##### Input material #####

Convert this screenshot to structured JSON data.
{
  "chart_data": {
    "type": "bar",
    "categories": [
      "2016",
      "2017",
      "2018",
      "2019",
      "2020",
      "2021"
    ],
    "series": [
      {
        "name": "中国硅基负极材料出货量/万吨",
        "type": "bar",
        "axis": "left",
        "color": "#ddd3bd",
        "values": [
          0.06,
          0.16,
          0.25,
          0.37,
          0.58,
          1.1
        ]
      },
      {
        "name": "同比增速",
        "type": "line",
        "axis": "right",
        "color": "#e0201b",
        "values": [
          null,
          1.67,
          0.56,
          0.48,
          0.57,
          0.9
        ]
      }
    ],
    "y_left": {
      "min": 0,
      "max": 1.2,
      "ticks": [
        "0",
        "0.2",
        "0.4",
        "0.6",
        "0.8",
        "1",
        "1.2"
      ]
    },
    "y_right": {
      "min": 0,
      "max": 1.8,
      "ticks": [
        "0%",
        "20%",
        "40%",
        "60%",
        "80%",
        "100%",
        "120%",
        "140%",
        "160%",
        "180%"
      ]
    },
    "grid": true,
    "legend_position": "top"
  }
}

#####

● What you will do: Copy the material above back out, exactly as written.

● Answer for this exercise:
Convert this screenshot to structured JSON data.
{
  "chart_data": {
    "type": "bar",
    "categories": [
      "2016",
      "2017",
      "2018",
      "2019",
      "2020",
      "2021"
    ],
    "series": [
      {
        "name": "中国硅基负极材料出货量/万吨",
        "type": "bar",
        "axis": "left",
        "color": "#ddd3bd",
        "values": [
          0.06,
          0.16,
          0.25,
          0.37,
          0.58,
          1.1
        ]
      },
      {
        "name": "同比增速",
        "type": "line",
        "axis": "right",
        "color": "#e0201b",
        "values": [
          null,
          1.67,
          0.56,
          0.48,
          0.57,
          0.9
        ]
      }
    ],
    "y_left": {
      "min": 0,
      "max": 1.2,
      "ticks": [
        "0",
        "0.2",
        "0.4",
        "0.6",
        "0.8",
        "1",
        "1.2"
      ]
    },
    "y_right": {
      "min": 0,
      "max": 1.8,
      "ticks": [
        "0%",
        "20%",
        "40%",
        "60%",
        "80%",
        "100%",
        "120%",
        "140%",
        "160%",
        "180%"
      ]
    },
    "grid": true,
    "legend_position": "top"
  }
}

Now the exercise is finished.